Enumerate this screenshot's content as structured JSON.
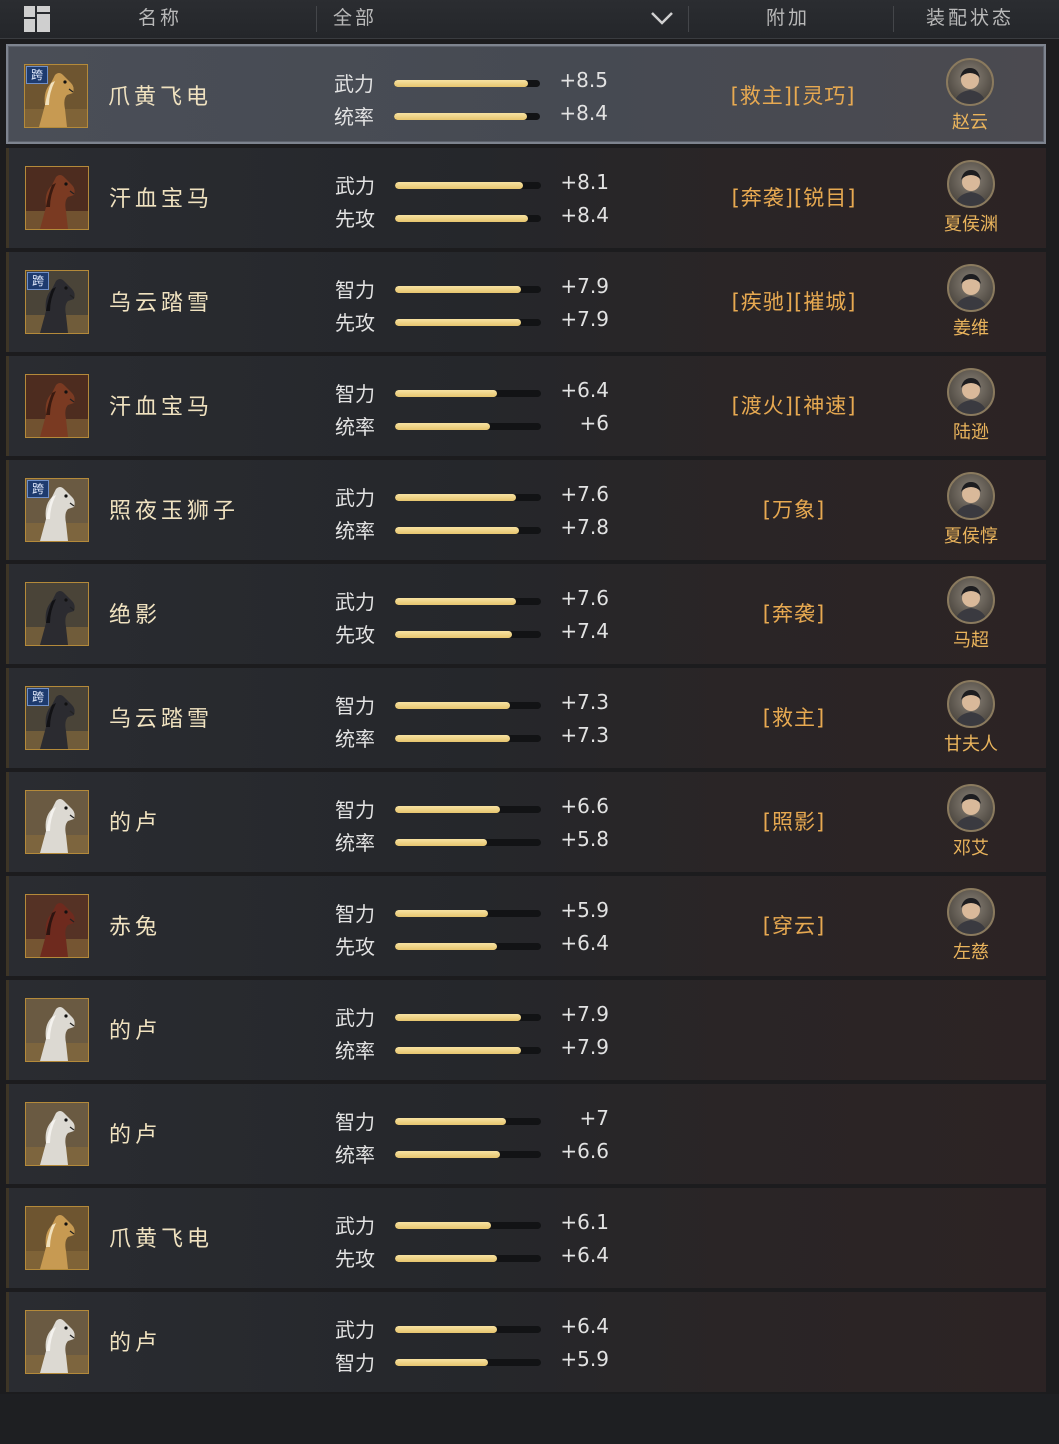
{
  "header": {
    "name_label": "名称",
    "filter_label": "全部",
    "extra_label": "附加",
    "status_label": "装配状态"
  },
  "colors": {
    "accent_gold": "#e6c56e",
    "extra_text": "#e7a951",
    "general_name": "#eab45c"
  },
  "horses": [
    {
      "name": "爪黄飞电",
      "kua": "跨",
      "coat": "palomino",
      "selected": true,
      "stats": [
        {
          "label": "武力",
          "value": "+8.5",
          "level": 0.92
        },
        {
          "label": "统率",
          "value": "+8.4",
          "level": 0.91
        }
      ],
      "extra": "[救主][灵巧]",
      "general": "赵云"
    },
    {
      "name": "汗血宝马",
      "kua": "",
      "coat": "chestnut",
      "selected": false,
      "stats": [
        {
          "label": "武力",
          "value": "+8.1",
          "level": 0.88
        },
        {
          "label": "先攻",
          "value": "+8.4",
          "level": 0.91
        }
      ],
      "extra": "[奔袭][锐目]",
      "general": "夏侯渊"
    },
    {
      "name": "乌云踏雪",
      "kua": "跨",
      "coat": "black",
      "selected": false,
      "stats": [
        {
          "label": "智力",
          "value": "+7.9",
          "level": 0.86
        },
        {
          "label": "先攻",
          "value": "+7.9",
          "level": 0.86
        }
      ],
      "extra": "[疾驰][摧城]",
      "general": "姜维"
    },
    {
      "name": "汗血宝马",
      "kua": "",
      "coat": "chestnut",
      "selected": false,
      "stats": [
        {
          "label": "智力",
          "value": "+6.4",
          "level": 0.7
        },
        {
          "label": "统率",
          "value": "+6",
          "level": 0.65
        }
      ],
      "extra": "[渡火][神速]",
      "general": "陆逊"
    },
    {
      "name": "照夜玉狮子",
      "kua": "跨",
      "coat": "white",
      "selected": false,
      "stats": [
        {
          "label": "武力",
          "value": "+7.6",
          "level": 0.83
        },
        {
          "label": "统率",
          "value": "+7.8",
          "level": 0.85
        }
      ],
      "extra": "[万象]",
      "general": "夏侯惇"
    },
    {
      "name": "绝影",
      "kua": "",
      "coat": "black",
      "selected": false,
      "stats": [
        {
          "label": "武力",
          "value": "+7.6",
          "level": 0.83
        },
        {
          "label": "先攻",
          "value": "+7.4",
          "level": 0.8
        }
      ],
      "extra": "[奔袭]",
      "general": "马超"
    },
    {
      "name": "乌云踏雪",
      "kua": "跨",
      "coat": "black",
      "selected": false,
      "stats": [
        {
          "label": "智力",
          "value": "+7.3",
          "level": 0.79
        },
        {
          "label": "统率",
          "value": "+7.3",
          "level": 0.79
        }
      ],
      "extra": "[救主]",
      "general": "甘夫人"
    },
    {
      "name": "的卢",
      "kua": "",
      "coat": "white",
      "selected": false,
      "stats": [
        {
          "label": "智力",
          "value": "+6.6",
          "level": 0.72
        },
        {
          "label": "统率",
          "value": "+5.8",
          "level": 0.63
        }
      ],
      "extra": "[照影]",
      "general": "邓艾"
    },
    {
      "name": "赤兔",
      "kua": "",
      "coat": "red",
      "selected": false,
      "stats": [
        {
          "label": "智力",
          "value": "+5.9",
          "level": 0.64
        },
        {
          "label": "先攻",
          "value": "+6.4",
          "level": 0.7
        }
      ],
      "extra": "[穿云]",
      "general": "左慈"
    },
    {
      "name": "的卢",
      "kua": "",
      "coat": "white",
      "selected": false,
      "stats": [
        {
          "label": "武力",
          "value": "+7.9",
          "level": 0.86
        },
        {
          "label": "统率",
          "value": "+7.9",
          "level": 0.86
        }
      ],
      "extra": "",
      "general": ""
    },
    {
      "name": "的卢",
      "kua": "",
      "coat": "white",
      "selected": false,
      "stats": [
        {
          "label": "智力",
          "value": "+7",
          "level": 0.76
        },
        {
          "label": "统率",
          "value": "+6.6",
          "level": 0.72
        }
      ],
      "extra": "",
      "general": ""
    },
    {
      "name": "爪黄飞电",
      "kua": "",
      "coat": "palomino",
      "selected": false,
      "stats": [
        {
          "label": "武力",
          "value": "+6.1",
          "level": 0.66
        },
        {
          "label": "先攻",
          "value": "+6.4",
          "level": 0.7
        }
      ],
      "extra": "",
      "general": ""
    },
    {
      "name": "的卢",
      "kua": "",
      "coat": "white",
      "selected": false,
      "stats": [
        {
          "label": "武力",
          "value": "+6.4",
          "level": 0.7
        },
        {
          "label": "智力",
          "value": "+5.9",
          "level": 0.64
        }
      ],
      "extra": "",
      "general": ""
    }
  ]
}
* * *
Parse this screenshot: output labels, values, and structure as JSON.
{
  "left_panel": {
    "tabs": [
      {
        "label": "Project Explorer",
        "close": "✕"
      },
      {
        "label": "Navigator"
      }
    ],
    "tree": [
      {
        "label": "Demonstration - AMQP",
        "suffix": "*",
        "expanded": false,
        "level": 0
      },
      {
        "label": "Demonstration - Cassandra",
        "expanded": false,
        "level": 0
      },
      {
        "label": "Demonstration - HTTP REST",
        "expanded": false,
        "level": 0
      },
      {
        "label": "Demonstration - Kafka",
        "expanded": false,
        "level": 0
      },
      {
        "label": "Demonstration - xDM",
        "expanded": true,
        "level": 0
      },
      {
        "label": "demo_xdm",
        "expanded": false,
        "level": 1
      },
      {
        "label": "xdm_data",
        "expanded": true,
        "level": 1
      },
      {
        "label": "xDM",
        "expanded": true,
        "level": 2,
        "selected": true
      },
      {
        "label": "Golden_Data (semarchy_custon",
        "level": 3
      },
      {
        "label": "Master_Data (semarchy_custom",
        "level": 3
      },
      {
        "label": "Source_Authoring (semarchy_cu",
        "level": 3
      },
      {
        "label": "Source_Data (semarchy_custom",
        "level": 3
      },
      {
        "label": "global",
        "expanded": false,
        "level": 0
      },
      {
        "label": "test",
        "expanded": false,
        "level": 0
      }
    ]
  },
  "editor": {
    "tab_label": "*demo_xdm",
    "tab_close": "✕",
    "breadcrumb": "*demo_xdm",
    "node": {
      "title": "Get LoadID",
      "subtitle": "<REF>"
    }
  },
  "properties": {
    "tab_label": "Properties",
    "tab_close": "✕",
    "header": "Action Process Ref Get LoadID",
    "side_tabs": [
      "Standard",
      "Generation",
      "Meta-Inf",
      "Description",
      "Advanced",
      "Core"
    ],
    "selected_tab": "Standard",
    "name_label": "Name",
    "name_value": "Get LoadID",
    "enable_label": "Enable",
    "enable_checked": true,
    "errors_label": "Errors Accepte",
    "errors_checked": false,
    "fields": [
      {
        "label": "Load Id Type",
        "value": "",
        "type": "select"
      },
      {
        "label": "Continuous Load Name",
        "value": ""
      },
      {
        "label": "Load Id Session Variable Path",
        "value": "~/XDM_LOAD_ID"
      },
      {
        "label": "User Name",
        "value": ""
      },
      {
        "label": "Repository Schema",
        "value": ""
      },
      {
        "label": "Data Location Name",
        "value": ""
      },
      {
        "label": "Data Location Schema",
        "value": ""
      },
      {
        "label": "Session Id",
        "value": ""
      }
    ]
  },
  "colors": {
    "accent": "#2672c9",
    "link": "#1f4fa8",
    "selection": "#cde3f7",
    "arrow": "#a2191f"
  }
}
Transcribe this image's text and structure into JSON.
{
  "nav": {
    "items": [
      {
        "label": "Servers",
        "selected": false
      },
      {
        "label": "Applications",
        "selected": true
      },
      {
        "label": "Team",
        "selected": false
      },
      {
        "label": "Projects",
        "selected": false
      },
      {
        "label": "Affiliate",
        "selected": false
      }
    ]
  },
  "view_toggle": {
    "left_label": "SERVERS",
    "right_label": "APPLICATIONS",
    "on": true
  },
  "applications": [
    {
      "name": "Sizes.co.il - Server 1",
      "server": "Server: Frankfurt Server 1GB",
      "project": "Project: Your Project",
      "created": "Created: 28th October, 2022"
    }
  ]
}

◆ **The request**
Collect every line above that contains the word "Demonstration".

◆ **Complete answer**
        "label": "Demonstration - AMQP",
        "label": "Demonstration - Cassandra",
        "label": "Demonstration - HTTP REST",
        "label": "Demonstration - Kafka",
        "label": "Demonstration - xDM",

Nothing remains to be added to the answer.